§ **Task data**:
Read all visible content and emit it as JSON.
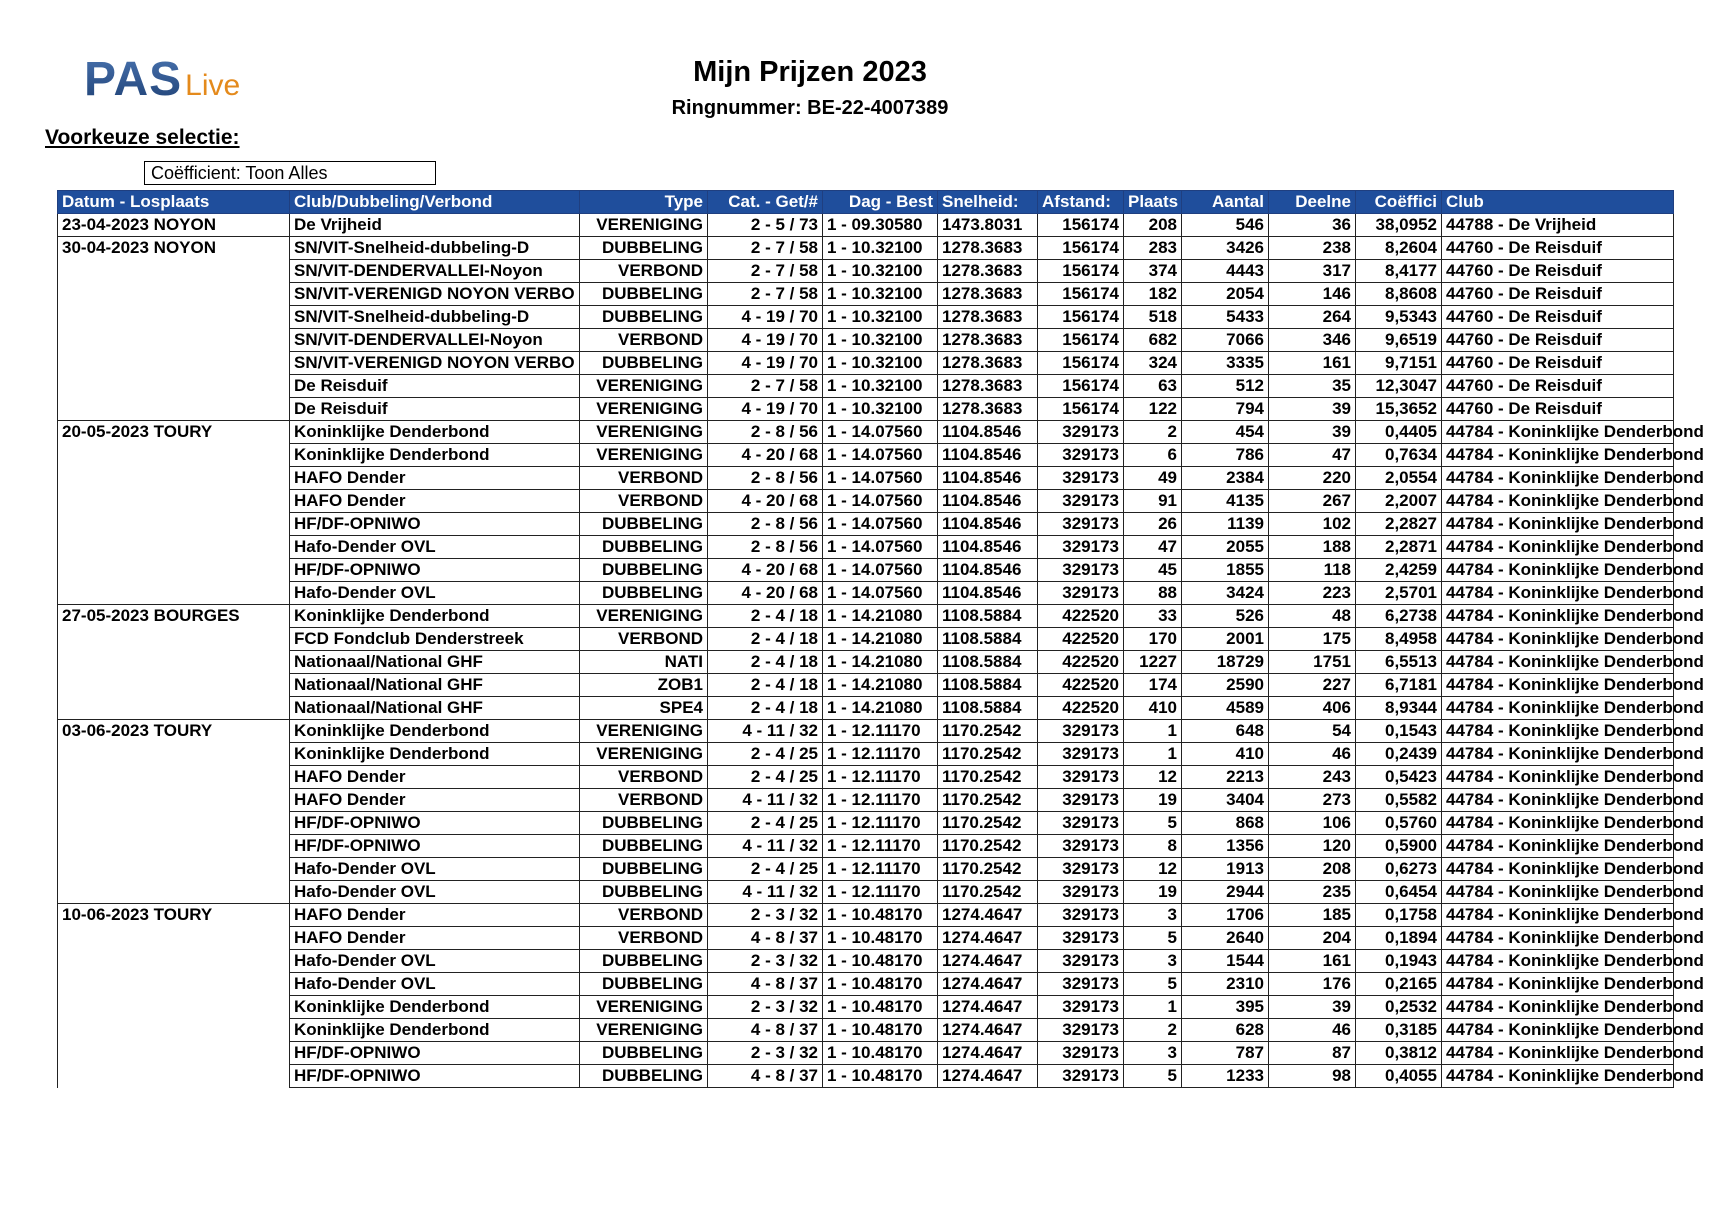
{
  "logo": {
    "text_main": "PAS",
    "text_sub": "Live",
    "colors": {
      "main": "#2a4f86",
      "sub": "#e48a1c"
    }
  },
  "header": {
    "title": "Mijn Prijzen 2023",
    "ringnummer": "Ringnummer: BE-22-4007389"
  },
  "selection": {
    "label": "Voorkeuze selectie:",
    "coefficient": "Coëfficient: Toon Alles"
  },
  "table": {
    "header_color": "#1f4e9c",
    "columns": [
      "Datum - Losplaats",
      "Club/Dubbeling/Verbond",
      "Type",
      "Cat. - Get/#",
      "Dag - Best",
      "Snelheid:",
      "Afstand:",
      "Plaats",
      "Aantal",
      "Deelne",
      "Coëffici",
      "Club"
    ],
    "rows": [
      [
        "23-04-2023 NOYON",
        "De Vrijheid",
        "VERENIGING",
        "2 - 5 / 73",
        "1 - 09.30580",
        "1473.8031",
        "156174",
        "208",
        "546",
        "36",
        "38,0952",
        "44788 - De Vrijheid"
      ],
      [
        "30-04-2023 NOYON",
        "SN/VIT-Snelheid-dubbeling-D",
        "DUBBELING",
        "2 - 7 / 58",
        "1 - 10.32100",
        "1278.3683",
        "156174",
        "283",
        "3426",
        "238",
        "8,2604",
        "44760 - De Reisduif"
      ],
      [
        "",
        "SN/VIT-DENDERVALLEI-Noyon",
        "VERBOND",
        "2 - 7 / 58",
        "1 - 10.32100",
        "1278.3683",
        "156174",
        "374",
        "4443",
        "317",
        "8,4177",
        "44760 - De Reisduif"
      ],
      [
        "",
        "SN/VIT-VERENIGD NOYON VERBO",
        "DUBBELING",
        "2 - 7 / 58",
        "1 - 10.32100",
        "1278.3683",
        "156174",
        "182",
        "2054",
        "146",
        "8,8608",
        "44760 - De Reisduif"
      ],
      [
        "",
        "SN/VIT-Snelheid-dubbeling-D",
        "DUBBELING",
        "4 - 19 / 70",
        "1 - 10.32100",
        "1278.3683",
        "156174",
        "518",
        "5433",
        "264",
        "9,5343",
        "44760 - De Reisduif"
      ],
      [
        "",
        "SN/VIT-DENDERVALLEI-Noyon",
        "VERBOND",
        "4 - 19 / 70",
        "1 - 10.32100",
        "1278.3683",
        "156174",
        "682",
        "7066",
        "346",
        "9,6519",
        "44760 - De Reisduif"
      ],
      [
        "",
        "SN/VIT-VERENIGD NOYON VERBO",
        "DUBBELING",
        "4 - 19 / 70",
        "1 - 10.32100",
        "1278.3683",
        "156174",
        "324",
        "3335",
        "161",
        "9,7151",
        "44760 - De Reisduif"
      ],
      [
        "",
        "De Reisduif",
        "VERENIGING",
        "2 - 7 / 58",
        "1 - 10.32100",
        "1278.3683",
        "156174",
        "63",
        "512",
        "35",
        "12,3047",
        "44760 - De Reisduif"
      ],
      [
        "",
        "De Reisduif",
        "VERENIGING",
        "4 - 19 / 70",
        "1 - 10.32100",
        "1278.3683",
        "156174",
        "122",
        "794",
        "39",
        "15,3652",
        "44760 - De Reisduif"
      ],
      [
        "20-05-2023 TOURY",
        "Koninklijke Denderbond",
        "VERENIGING",
        "2 - 8 / 56",
        "1 - 14.07560",
        "1104.8546",
        "329173",
        "2",
        "454",
        "39",
        "0,4405",
        "44784 - Koninklijke Denderbond"
      ],
      [
        "",
        "Koninklijke Denderbond",
        "VERENIGING",
        "4 - 20 / 68",
        "1 - 14.07560",
        "1104.8546",
        "329173",
        "6",
        "786",
        "47",
        "0,7634",
        "44784 - Koninklijke Denderbond"
      ],
      [
        "",
        "HAFO Dender",
        "VERBOND",
        "2 - 8 / 56",
        "1 - 14.07560",
        "1104.8546",
        "329173",
        "49",
        "2384",
        "220",
        "2,0554",
        "44784 - Koninklijke Denderbond"
      ],
      [
        "",
        "HAFO Dender",
        "VERBOND",
        "4 - 20 / 68",
        "1 - 14.07560",
        "1104.8546",
        "329173",
        "91",
        "4135",
        "267",
        "2,2007",
        "44784 - Koninklijke Denderbond"
      ],
      [
        "",
        "HF/DF-OPNIWO",
        "DUBBELING",
        "2 - 8 / 56",
        "1 - 14.07560",
        "1104.8546",
        "329173",
        "26",
        "1139",
        "102",
        "2,2827",
        "44784 - Koninklijke Denderbond"
      ],
      [
        "",
        "Hafo-Dender OVL",
        "DUBBELING",
        "2 - 8 / 56",
        "1 - 14.07560",
        "1104.8546",
        "329173",
        "47",
        "2055",
        "188",
        "2,2871",
        "44784 - Koninklijke Denderbond"
      ],
      [
        "",
        "HF/DF-OPNIWO",
        "DUBBELING",
        "4 - 20 / 68",
        "1 - 14.07560",
        "1104.8546",
        "329173",
        "45",
        "1855",
        "118",
        "2,4259",
        "44784 - Koninklijke Denderbond"
      ],
      [
        "",
        "Hafo-Dender OVL",
        "DUBBELING",
        "4 - 20 / 68",
        "1 - 14.07560",
        "1104.8546",
        "329173",
        "88",
        "3424",
        "223",
        "2,5701",
        "44784 - Koninklijke Denderbond"
      ],
      [
        "27-05-2023 BOURGES",
        "Koninklijke Denderbond",
        "VERENIGING",
        "2 - 4 / 18",
        "1 - 14.21080",
        "1108.5884",
        "422520",
        "33",
        "526",
        "48",
        "6,2738",
        "44784 - Koninklijke Denderbond"
      ],
      [
        "",
        "FCD Fondclub Denderstreek",
        "VERBOND",
        "2 - 4 / 18",
        "1 - 14.21080",
        "1108.5884",
        "422520",
        "170",
        "2001",
        "175",
        "8,4958",
        "44784 - Koninklijke Denderbond"
      ],
      [
        "",
        "Nationaal/National GHF",
        "NATI",
        "2 - 4 / 18",
        "1 - 14.21080",
        "1108.5884",
        "422520",
        "1227",
        "18729",
        "1751",
        "6,5513",
        "44784 - Koninklijke Denderbond"
      ],
      [
        "",
        "Nationaal/National GHF",
        "ZOB1",
        "2 - 4 / 18",
        "1 - 14.21080",
        "1108.5884",
        "422520",
        "174",
        "2590",
        "227",
        "6,7181",
        "44784 - Koninklijke Denderbond"
      ],
      [
        "",
        "Nationaal/National GHF",
        "SPE4",
        "2 - 4 / 18",
        "1 - 14.21080",
        "1108.5884",
        "422520",
        "410",
        "4589",
        "406",
        "8,9344",
        "44784 - Koninklijke Denderbond"
      ],
      [
        "03-06-2023 TOURY",
        "Koninklijke Denderbond",
        "VERENIGING",
        "4 - 11 / 32",
        "1 - 12.11170",
        "1170.2542",
        "329173",
        "1",
        "648",
        "54",
        "0,1543",
        "44784 - Koninklijke Denderbond"
      ],
      [
        "",
        "Koninklijke Denderbond",
        "VERENIGING",
        "2 - 4 / 25",
        "1 - 12.11170",
        "1170.2542",
        "329173",
        "1",
        "410",
        "46",
        "0,2439",
        "44784 - Koninklijke Denderbond"
      ],
      [
        "",
        "HAFO Dender",
        "VERBOND",
        "2 - 4 / 25",
        "1 - 12.11170",
        "1170.2542",
        "329173",
        "12",
        "2213",
        "243",
        "0,5423",
        "44784 - Koninklijke Denderbond"
      ],
      [
        "",
        "HAFO Dender",
        "VERBOND",
        "4 - 11 / 32",
        "1 - 12.11170",
        "1170.2542",
        "329173",
        "19",
        "3404",
        "273",
        "0,5582",
        "44784 - Koninklijke Denderbond"
      ],
      [
        "",
        "HF/DF-OPNIWO",
        "DUBBELING",
        "2 - 4 / 25",
        "1 - 12.11170",
        "1170.2542",
        "329173",
        "5",
        "868",
        "106",
        "0,5760",
        "44784 - Koninklijke Denderbond"
      ],
      [
        "",
        "HF/DF-OPNIWO",
        "DUBBELING",
        "4 - 11 / 32",
        "1 - 12.11170",
        "1170.2542",
        "329173",
        "8",
        "1356",
        "120",
        "0,5900",
        "44784 - Koninklijke Denderbond"
      ],
      [
        "",
        "Hafo-Dender OVL",
        "DUBBELING",
        "2 - 4 / 25",
        "1 - 12.11170",
        "1170.2542",
        "329173",
        "12",
        "1913",
        "208",
        "0,6273",
        "44784 - Koninklijke Denderbond"
      ],
      [
        "",
        "Hafo-Dender OVL",
        "DUBBELING",
        "4 - 11 / 32",
        "1 - 12.11170",
        "1170.2542",
        "329173",
        "19",
        "2944",
        "235",
        "0,6454",
        "44784 - Koninklijke Denderbond"
      ],
      [
        "10-06-2023 TOURY",
        "HAFO Dender",
        "VERBOND",
        "2 - 3 / 32",
        "1 - 10.48170",
        "1274.4647",
        "329173",
        "3",
        "1706",
        "185",
        "0,1758",
        "44784 - Koninklijke Denderbond"
      ],
      [
        "",
        "HAFO Dender",
        "VERBOND",
        "4 - 8 / 37",
        "1 - 10.48170",
        "1274.4647",
        "329173",
        "5",
        "2640",
        "204",
        "0,1894",
        "44784 - Koninklijke Denderbond"
      ],
      [
        "",
        "Hafo-Dender OVL",
        "DUBBELING",
        "2 - 3 / 32",
        "1 - 10.48170",
        "1274.4647",
        "329173",
        "3",
        "1544",
        "161",
        "0,1943",
        "44784 - Koninklijke Denderbond"
      ],
      [
        "",
        "Hafo-Dender OVL",
        "DUBBELING",
        "4 - 8 / 37",
        "1 - 10.48170",
        "1274.4647",
        "329173",
        "5",
        "2310",
        "176",
        "0,2165",
        "44784 - Koninklijke Denderbond"
      ],
      [
        "",
        "Koninklijke Denderbond",
        "VERENIGING",
        "2 - 3 / 32",
        "1 - 10.48170",
        "1274.4647",
        "329173",
        "1",
        "395",
        "39",
        "0,2532",
        "44784 - Koninklijke Denderbond"
      ],
      [
        "",
        "Koninklijke Denderbond",
        "VERENIGING",
        "4 - 8 / 37",
        "1 - 10.48170",
        "1274.4647",
        "329173",
        "2",
        "628",
        "46",
        "0,3185",
        "44784 - Koninklijke Denderbond"
      ],
      [
        "",
        "HF/DF-OPNIWO",
        "DUBBELING",
        "2 - 3 / 32",
        "1 - 10.48170",
        "1274.4647",
        "329173",
        "3",
        "787",
        "87",
        "0,3812",
        "44784 - Koninklijke Denderbond"
      ],
      [
        "",
        "HF/DF-OPNIWO",
        "DUBBELING",
        "4 - 8 / 37",
        "1 - 10.48170",
        "1274.4647",
        "329173",
        "5",
        "1233",
        "98",
        "0,4055",
        "44784 - Koninklijke Denderbond"
      ]
    ]
  }
}
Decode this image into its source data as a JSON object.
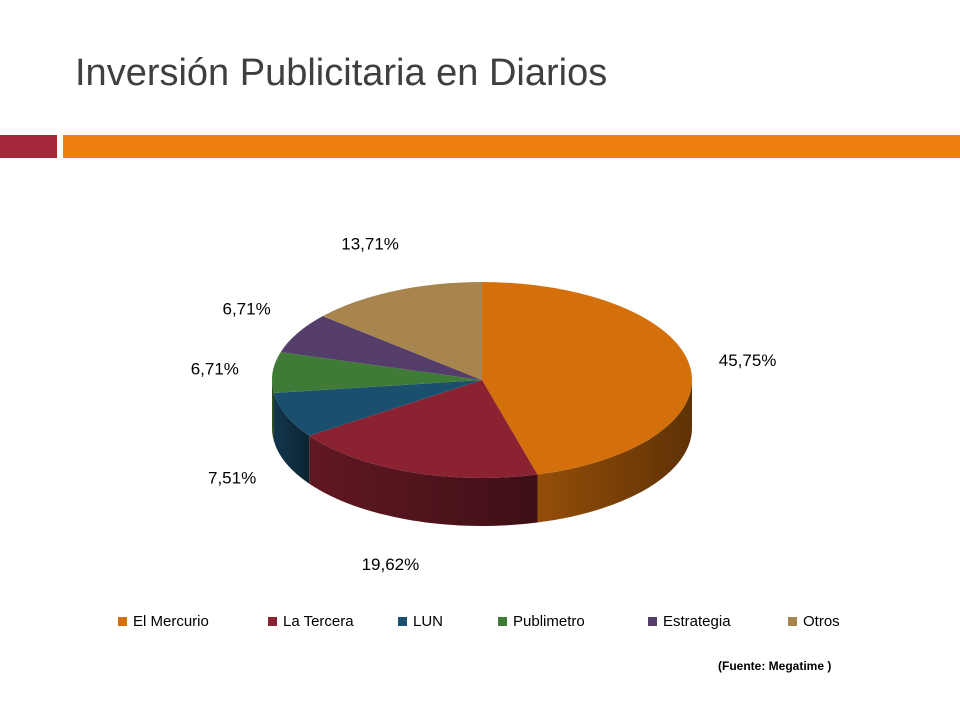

§ **Instruction**: Out of the records, collect only those lines that contain the string "TOURY".

§ **Result for this task**:
        "20-05-2023 TOURY",
        "03-06-2023 TOURY",
        "10-06-2023 TOURY",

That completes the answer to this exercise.